» **GIVEN TEXT**:
[BEGIN]

Artificial intelligence, on the other hand, relies on artificial neural networks inspired by the brain neuronal network¹⁰, including recurrent neural networks, convolutional neural networks, Hopfield neural networks, etc. Now, given the recent discovery of higher-order cliques and cavities in the brain, the question is how to further develop artificial intelligence to an even higher level by utilizing all the new knowledge about brain topology. Notably, an effective neuronal network construction was recently proposed by a research team from the Massachusetts Institute of Technology, inspired by the real structure of the neuronal network of the Caenorhabditis elegans¹¹.

It is important to understand how the brain stores information, learns new knowledge, and reacts to external stimuli. It is also essential to understand how the brain adaptively creates topological connections and computing patterns. All these tasks depend on in-depth studies of the brain neuronal network. Recently, the Brain Initiative project of USA (https://en.wikipedia.org/wiki/BRAIN_Initiative, https://braininitiative.nih.gov/), the Human Brain project of EU (https://en.wikipedia.org/wiki/Human_Brain_Project, https://www.humanbrainproject.eu/en/) and the China Brain project (https://en.wikipedia.org/wiki/China_Brain_Project) have been established to take such big challenges.

[END]

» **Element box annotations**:

[BEGIN]

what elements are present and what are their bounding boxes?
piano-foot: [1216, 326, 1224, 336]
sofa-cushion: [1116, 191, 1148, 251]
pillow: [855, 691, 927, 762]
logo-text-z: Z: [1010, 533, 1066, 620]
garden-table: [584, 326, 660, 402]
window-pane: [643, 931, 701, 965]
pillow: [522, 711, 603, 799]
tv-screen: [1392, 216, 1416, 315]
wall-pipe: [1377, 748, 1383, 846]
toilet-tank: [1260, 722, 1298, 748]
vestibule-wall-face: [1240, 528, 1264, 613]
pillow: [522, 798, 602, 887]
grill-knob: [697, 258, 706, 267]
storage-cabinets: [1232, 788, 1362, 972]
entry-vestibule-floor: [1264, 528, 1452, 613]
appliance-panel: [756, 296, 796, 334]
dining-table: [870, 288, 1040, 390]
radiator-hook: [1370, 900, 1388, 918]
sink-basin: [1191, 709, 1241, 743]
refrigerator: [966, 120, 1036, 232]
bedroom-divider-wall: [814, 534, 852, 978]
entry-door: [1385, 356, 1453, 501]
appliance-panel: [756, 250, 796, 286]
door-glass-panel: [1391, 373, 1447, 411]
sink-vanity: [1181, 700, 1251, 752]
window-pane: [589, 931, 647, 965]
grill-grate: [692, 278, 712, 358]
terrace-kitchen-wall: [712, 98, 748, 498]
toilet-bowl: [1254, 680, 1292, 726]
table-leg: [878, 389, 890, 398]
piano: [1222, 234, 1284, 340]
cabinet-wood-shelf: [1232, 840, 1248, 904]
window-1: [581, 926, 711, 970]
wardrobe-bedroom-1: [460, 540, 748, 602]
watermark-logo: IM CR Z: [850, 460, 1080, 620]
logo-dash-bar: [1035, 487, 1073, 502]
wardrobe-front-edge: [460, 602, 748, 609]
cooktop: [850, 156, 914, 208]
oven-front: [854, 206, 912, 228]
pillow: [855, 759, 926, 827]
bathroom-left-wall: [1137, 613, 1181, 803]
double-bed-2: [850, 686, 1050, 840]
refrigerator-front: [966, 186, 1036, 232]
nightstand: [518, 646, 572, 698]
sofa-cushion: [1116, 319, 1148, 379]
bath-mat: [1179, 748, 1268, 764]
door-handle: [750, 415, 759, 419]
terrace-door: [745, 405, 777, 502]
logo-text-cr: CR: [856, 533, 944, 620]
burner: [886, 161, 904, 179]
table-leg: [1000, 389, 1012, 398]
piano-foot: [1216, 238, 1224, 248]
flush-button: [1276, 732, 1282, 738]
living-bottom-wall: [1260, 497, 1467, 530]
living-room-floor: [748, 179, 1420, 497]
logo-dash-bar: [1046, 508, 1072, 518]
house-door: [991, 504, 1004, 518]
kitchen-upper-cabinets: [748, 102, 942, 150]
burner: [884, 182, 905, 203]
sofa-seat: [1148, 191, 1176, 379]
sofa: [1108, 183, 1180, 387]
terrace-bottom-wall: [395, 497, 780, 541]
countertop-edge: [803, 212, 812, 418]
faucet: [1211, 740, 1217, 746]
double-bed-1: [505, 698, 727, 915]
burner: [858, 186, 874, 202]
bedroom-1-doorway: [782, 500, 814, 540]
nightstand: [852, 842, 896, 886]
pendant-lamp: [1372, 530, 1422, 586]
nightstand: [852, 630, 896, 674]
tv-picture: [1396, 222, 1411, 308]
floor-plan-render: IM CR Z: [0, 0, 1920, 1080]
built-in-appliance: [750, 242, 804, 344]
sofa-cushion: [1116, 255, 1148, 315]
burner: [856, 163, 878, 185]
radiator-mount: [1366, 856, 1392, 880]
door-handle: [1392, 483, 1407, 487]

[END]

» **WHAT YOU ARE ASKED TO DO**:
Reproduce the passage on brain-inspired AI word for word, from "It is important" to "such big challenges.". The data is separate material with no tie to the passage on brain-inspired AI.

» **RESULT FOR THIS TASK**:
It is important to understand how the brain stores information, learns new knowledge, and reacts to external stimuli. It is also essential to understand how the brain adaptively creates topological connections and computing patterns. All these tasks depend on in-depth studies of the brain neuronal network. Recently, the Brain Initiative project of USA (https://en.wikipedia.org/wiki/BRAIN_Initiative, https://braininitiative.nih.gov/), the Human Brain project of EU (https://en.wikipedia.org/wiki/Human_Brain_Project, https://www.humanbrainproject.eu/en/) and the China Brain project (https://en.wikipedia.org/wiki/China_Brain_Project) have been established to take such big challenges.